• [Data in this exercise]:
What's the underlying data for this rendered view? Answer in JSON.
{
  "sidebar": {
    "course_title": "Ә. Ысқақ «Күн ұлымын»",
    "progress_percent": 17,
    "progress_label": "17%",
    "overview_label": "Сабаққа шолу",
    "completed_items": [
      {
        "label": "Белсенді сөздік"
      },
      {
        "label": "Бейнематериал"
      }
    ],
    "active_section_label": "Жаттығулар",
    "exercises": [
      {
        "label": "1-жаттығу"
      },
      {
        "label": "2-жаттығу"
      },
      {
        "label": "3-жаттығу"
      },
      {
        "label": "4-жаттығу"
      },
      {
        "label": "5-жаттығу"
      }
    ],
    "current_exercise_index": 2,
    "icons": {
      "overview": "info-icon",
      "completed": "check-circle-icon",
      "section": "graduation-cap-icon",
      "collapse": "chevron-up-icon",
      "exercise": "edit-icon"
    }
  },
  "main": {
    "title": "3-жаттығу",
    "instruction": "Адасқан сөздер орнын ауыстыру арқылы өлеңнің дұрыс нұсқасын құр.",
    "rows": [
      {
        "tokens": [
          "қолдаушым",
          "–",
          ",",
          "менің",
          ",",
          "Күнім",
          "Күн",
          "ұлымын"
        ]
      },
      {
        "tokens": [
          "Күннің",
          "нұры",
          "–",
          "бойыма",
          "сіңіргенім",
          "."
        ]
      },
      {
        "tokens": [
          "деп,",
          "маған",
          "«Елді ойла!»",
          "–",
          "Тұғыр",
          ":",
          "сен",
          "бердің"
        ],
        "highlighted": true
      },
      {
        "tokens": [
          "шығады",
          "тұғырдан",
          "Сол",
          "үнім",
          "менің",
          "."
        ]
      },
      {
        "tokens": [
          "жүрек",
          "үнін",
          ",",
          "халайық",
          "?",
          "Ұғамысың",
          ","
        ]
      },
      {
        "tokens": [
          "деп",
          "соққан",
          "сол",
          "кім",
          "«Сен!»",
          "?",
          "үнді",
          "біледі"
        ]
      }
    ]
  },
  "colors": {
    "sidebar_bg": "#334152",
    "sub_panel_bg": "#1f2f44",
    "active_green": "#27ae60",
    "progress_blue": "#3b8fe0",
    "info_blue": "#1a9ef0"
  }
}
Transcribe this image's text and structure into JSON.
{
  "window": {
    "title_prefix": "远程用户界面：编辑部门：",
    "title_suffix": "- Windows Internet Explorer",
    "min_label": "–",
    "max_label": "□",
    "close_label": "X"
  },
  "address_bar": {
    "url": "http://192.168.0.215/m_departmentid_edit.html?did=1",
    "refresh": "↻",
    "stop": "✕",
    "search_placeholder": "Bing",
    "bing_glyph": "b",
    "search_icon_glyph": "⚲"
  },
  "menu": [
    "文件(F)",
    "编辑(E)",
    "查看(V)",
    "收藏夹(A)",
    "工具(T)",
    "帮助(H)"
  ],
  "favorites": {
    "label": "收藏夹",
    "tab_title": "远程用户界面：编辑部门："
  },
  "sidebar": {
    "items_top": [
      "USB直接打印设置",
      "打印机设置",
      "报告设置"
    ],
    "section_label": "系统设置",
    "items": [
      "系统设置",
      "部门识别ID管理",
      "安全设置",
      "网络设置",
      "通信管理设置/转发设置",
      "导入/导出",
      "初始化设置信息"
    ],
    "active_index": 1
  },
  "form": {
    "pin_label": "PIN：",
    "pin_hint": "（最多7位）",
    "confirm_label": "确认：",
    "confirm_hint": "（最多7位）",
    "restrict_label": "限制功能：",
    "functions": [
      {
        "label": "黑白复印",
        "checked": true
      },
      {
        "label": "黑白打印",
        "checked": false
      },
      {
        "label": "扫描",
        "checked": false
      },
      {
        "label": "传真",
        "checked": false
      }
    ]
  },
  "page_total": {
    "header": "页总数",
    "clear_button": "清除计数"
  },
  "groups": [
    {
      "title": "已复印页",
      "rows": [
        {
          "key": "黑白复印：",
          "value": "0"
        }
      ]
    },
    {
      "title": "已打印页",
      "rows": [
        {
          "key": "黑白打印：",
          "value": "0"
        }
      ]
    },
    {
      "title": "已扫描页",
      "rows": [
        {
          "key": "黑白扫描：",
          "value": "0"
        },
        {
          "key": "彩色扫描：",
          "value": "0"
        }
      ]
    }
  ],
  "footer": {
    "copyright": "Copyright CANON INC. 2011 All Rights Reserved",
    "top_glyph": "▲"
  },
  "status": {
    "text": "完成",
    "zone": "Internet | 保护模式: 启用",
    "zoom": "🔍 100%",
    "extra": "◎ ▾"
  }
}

• [Direction]:
Take the material above and return all of it exactly.

• [Problem solution]:
What's the underlying data for this rendered view? Answer in JSON.
{
  "sidebar": {
    "course_title": "Ә. Ысқақ «Күн ұлымын»",
    "progress_percent": 17,
    "progress_label": "17%",
    "overview_label": "Сабаққа шолу",
    "completed_items": [
      {
        "label": "Белсенді сөздік"
      },
      {
        "label": "Бейнематериал"
      }
    ],
    "active_section_label": "Жаттығулар",
    "exercises": [
      {
        "label": "1-жаттығу"
      },
      {
        "label": "2-жаттығу"
      },
      {
        "label": "3-жаттығу"
      },
      {
        "label": "4-жаттығу"
      },
      {
        "label": "5-жаттығу"
      }
    ],
    "current_exercise_index": 2,
    "icons": {
      "overview": "info-icon",
      "completed": "check-circle-icon",
      "section": "graduation-cap-icon",
      "collapse": "chevron-up-icon",
      "exercise": "edit-icon"
    }
  },
  "main": {
    "title": "3-жаттығу",
    "instruction": "Адасқан сөздер орнын ауыстыру арқылы өлеңнің дұрыс нұсқасын құр.",
    "rows": [
      {
        "tokens": [
          "қолдаушым",
          "–",
          ",",
          "менің",
          ",",
          "Күнім",
          "Күн",
          "ұлымын"
        ]
      },
      {
        "tokens": [
          "Күннің",
          "нұры",
          "–",
          "бойыма",
          "сіңіргенім",
          "."
        ]
      },
      {
        "tokens": [
          "деп,",
          "маған",
          "«Елді ойла!»",
          "–",
          "Тұғыр",
          ":",
          "сен",
          "бердің"
        ],
        "highlighted": true
      },
      {
        "tokens": [
          "шығады",
          "тұғырдан",
          "Сол",
          "үнім",
          "менің",
          "."
        ]
      },
      {
        "tokens": [
          "жүрек",
          "үнін",
          ",",
          "халайық",
          "?",
          "Ұғамысың",
          ","
        ]
      },
      {
        "tokens": [
          "деп",
          "соққан",
          "сол",
          "кім",
          "«Сен!»",
          "?",
          "үнді",
          "біледі"
        ]
      }
    ]
  },
  "colors": {
    "sidebar_bg": "#334152",
    "sub_panel_bg": "#1f2f44",
    "active_green": "#27ae60",
    "progress_blue": "#3b8fe0",
    "info_blue": "#1a9ef0"
  }
}
Transcribe this image's text and structure into JSON.
{
  "window": {
    "title_prefix": "远程用户界面：编辑部门：",
    "title_suffix": "- Windows Internet Explorer",
    "min_label": "–",
    "max_label": "□",
    "close_label": "X"
  },
  "address_bar": {
    "url": "http://192.168.0.215/m_departmentid_edit.html?did=1",
    "refresh": "↻",
    "stop": "✕",
    "search_placeholder": "Bing",
    "bing_glyph": "b",
    "search_icon_glyph": "⚲"
  },
  "menu": [
    "文件(F)",
    "编辑(E)",
    "查看(V)",
    "收藏夹(A)",
    "工具(T)",
    "帮助(H)"
  ],
  "favorites": {
    "label": "收藏夹",
    "tab_title": "远程用户界面：编辑部门："
  },
  "sidebar": {
    "items_top": [
      "USB直接打印设置",
      "打印机设置",
      "报告设置"
    ],
    "section_label": "系统设置",
    "items": [
      "系统设置",
      "部门识别ID管理",
      "安全设置",
      "网络设置",
      "通信管理设置/转发设置",
      "导入/导出",
      "初始化设置信息"
    ],
    "active_index": 1
  },
  "form": {
    "pin_label": "PIN：",
    "pin_hint": "（最多7位）",
    "confirm_label": "确认：",
    "confirm_hint": "（最多7位）",
    "restrict_label": "限制功能：",
    "functions": [
      {
        "label": "黑白复印",
        "checked": true
      },
      {
        "label": "黑白打印",
        "checked": false
      },
      {
        "label": "扫描",
        "checked": false
      },
      {
        "label": "传真",
        "checked": false
      }
    ]
  },
  "page_total": {
    "header": "页总数",
    "clear_button": "清除计数"
  },
  "groups": [
    {
      "title": "已复印页",
      "rows": [
        {
          "key": "黑白复印：",
          "value": "0"
        }
      ]
    },
    {
      "title": "已打印页",
      "rows": [
        {
          "key": "黑白打印：",
          "value": "0"
        }
      ]
    },
    {
      "title": "已扫描页",
      "rows": [
        {
          "key": "黑白扫描：",
          "value": "0"
        },
        {
          "key": "彩色扫描：",
          "value": "0"
        }
      ]
    }
  ],
  "footer": {
    "copyright": "Copyright CANON INC. 2011 All Rights Reserved",
    "top_glyph": "▲"
  },
  "status": {
    "text": "完成",
    "zone": "Internet | 保护模式: 启用",
    "zoom": "🔍 100%",
    "extra": "◎ ▾"
  }
}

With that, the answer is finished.